* **WHAT NEEDS TO BE DONE**: The listing that follows must be retyped exactly, without its pictures.

[Start of Attachment]

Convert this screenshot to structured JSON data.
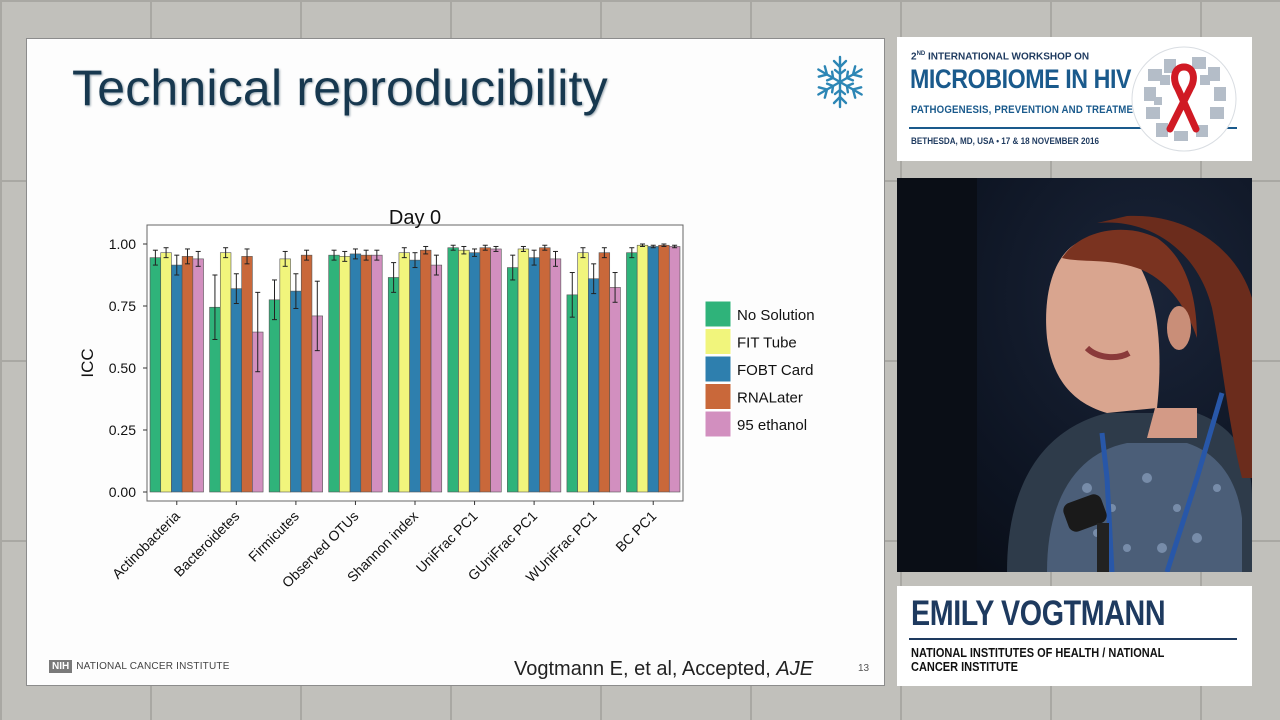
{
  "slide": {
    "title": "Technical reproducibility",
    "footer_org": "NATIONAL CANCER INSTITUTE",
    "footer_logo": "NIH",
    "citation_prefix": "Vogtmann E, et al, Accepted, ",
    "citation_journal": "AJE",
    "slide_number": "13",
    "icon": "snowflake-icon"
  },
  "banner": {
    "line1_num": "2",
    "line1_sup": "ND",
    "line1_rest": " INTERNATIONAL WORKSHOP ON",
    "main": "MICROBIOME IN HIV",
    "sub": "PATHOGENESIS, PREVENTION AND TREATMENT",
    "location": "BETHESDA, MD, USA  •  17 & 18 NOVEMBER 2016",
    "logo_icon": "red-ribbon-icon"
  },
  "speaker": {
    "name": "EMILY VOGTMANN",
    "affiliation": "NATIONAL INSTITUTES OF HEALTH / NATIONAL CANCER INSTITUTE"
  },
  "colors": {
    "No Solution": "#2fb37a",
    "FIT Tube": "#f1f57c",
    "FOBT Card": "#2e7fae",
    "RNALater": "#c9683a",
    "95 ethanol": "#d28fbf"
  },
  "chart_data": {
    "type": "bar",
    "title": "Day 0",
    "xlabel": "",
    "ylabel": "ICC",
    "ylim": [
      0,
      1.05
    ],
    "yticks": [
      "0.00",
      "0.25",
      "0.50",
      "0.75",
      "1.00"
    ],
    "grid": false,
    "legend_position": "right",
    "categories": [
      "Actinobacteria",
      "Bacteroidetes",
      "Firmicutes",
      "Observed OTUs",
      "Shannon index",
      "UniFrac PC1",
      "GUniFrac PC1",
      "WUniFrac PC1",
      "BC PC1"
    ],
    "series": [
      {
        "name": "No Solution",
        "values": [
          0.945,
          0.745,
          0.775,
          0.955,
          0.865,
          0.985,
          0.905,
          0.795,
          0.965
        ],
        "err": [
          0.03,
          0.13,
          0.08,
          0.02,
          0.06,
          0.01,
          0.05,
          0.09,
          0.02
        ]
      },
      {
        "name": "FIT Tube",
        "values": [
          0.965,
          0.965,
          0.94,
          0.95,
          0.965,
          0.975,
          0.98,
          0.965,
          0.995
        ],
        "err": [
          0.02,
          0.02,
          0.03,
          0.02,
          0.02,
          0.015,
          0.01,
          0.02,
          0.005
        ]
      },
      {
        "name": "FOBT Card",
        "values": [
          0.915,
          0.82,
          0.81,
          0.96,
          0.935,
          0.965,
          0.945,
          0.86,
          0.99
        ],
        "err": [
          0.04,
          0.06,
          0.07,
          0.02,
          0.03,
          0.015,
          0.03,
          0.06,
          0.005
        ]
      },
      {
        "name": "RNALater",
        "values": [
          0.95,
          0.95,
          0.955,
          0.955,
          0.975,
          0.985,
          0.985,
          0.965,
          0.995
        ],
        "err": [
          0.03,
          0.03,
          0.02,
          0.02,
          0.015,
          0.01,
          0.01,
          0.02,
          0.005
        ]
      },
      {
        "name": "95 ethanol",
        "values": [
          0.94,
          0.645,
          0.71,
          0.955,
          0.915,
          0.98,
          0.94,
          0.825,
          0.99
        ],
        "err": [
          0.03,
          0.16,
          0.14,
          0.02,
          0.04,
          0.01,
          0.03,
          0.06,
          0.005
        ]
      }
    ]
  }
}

[End of Attachment]

* **ANSWER FOR THE TASK**:
Convert this screenshot to structured JSON data.
{
  "slide": {
    "title": "Technical reproducibility",
    "footer_org": "NATIONAL CANCER INSTITUTE",
    "footer_logo": "NIH",
    "citation_prefix": "Vogtmann E, et al, Accepted, ",
    "citation_journal": "AJE",
    "slide_number": "13",
    "icon": "snowflake-icon"
  },
  "banner": {
    "line1_num": "2",
    "line1_sup": "ND",
    "line1_rest": " INTERNATIONAL WORKSHOP ON",
    "main": "MICROBIOME IN HIV",
    "sub": "PATHOGENESIS, PREVENTION AND TREATMENT",
    "location": "BETHESDA, MD, USA  •  17 & 18 NOVEMBER 2016",
    "logo_icon": "red-ribbon-icon"
  },
  "speaker": {
    "name": "EMILY VOGTMANN",
    "affiliation": "NATIONAL INSTITUTES OF HEALTH / NATIONAL CANCER INSTITUTE"
  },
  "colors": {
    "No Solution": "#2fb37a",
    "FIT Tube": "#f1f57c",
    "FOBT Card": "#2e7fae",
    "RNALater": "#c9683a",
    "95 ethanol": "#d28fbf"
  },
  "chart_data": {
    "type": "bar",
    "title": "Day 0",
    "xlabel": "",
    "ylabel": "ICC",
    "ylim": [
      0,
      1.05
    ],
    "yticks": [
      "0.00",
      "0.25",
      "0.50",
      "0.75",
      "1.00"
    ],
    "grid": false,
    "legend_position": "right",
    "categories": [
      "Actinobacteria",
      "Bacteroidetes",
      "Firmicutes",
      "Observed OTUs",
      "Shannon index",
      "UniFrac PC1",
      "GUniFrac PC1",
      "WUniFrac PC1",
      "BC PC1"
    ],
    "series": [
      {
        "name": "No Solution",
        "values": [
          0.945,
          0.745,
          0.775,
          0.955,
          0.865,
          0.985,
          0.905,
          0.795,
          0.965
        ],
        "err": [
          0.03,
          0.13,
          0.08,
          0.02,
          0.06,
          0.01,
          0.05,
          0.09,
          0.02
        ]
      },
      {
        "name": "FIT Tube",
        "values": [
          0.965,
          0.965,
          0.94,
          0.95,
          0.965,
          0.975,
          0.98,
          0.965,
          0.995
        ],
        "err": [
          0.02,
          0.02,
          0.03,
          0.02,
          0.02,
          0.015,
          0.01,
          0.02,
          0.005
        ]
      },
      {
        "name": "FOBT Card",
        "values": [
          0.915,
          0.82,
          0.81,
          0.96,
          0.935,
          0.965,
          0.945,
          0.86,
          0.99
        ],
        "err": [
          0.04,
          0.06,
          0.07,
          0.02,
          0.03,
          0.015,
          0.03,
          0.06,
          0.005
        ]
      },
      {
        "name": "RNALater",
        "values": [
          0.95,
          0.95,
          0.955,
          0.955,
          0.975,
          0.985,
          0.985,
          0.965,
          0.995
        ],
        "err": [
          0.03,
          0.03,
          0.02,
          0.02,
          0.015,
          0.01,
          0.01,
          0.02,
          0.005
        ]
      },
      {
        "name": "95 ethanol",
        "values": [
          0.94,
          0.645,
          0.71,
          0.955,
          0.915,
          0.98,
          0.94,
          0.825,
          0.99
        ],
        "err": [
          0.03,
          0.16,
          0.14,
          0.02,
          0.04,
          0.01,
          0.03,
          0.06,
          0.005
        ]
      }
    ]
  }
}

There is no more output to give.